Exercise brief
With the images removed, repeat the data below exactly.

Entries shown
== == ==

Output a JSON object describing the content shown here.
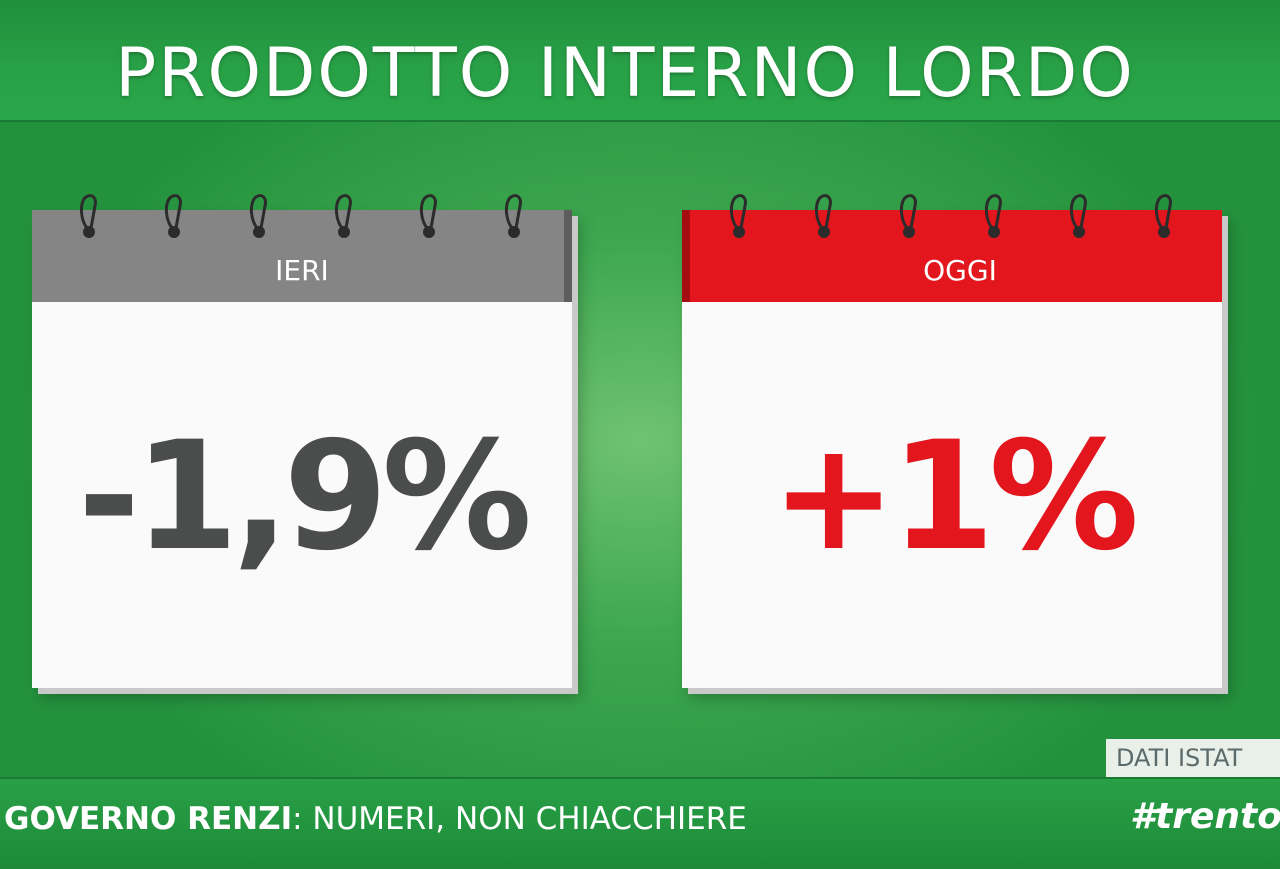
{
  "title": "PRODOTTO INTERNO LORDO",
  "calendars": {
    "ieri": {
      "label": "IERI",
      "value": "-1,9%",
      "header_color": "#858585",
      "value_color": "#4b4c4c"
    },
    "oggi": {
      "label": "OGGI",
      "value": "+1%",
      "header_color": "#e3151d",
      "value_color": "#e3151d"
    }
  },
  "source": "DATI ISTAT",
  "footer": {
    "slogan_strong": "GOVERNO RENZI",
    "slogan_rest": ": NUMERI, NON CHIACCHIERE",
    "hashtag": "#trento"
  },
  "colors": {
    "background_green": "#3ea850",
    "ring": "#2b2b2b"
  },
  "icons": [
    "spiral-ring-icon"
  ]
}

== == ==

Correct output
Output a JSON object describing the content shown here.
{
  "title": "PRODOTTO INTERNO LORDO",
  "calendars": {
    "ieri": {
      "label": "IERI",
      "value": "-1,9%",
      "header_color": "#858585",
      "value_color": "#4b4c4c"
    },
    "oggi": {
      "label": "OGGI",
      "value": "+1%",
      "header_color": "#e3151d",
      "value_color": "#e3151d"
    }
  },
  "source": "DATI ISTAT",
  "footer": {
    "slogan_strong": "GOVERNO RENZI",
    "slogan_rest": ": NUMERI, NON CHIACCHIERE",
    "hashtag": "#trento"
  },
  "colors": {
    "background_green": "#3ea850",
    "ring": "#2b2b2b"
  },
  "icons": [
    "spiral-ring-icon"
  ]
}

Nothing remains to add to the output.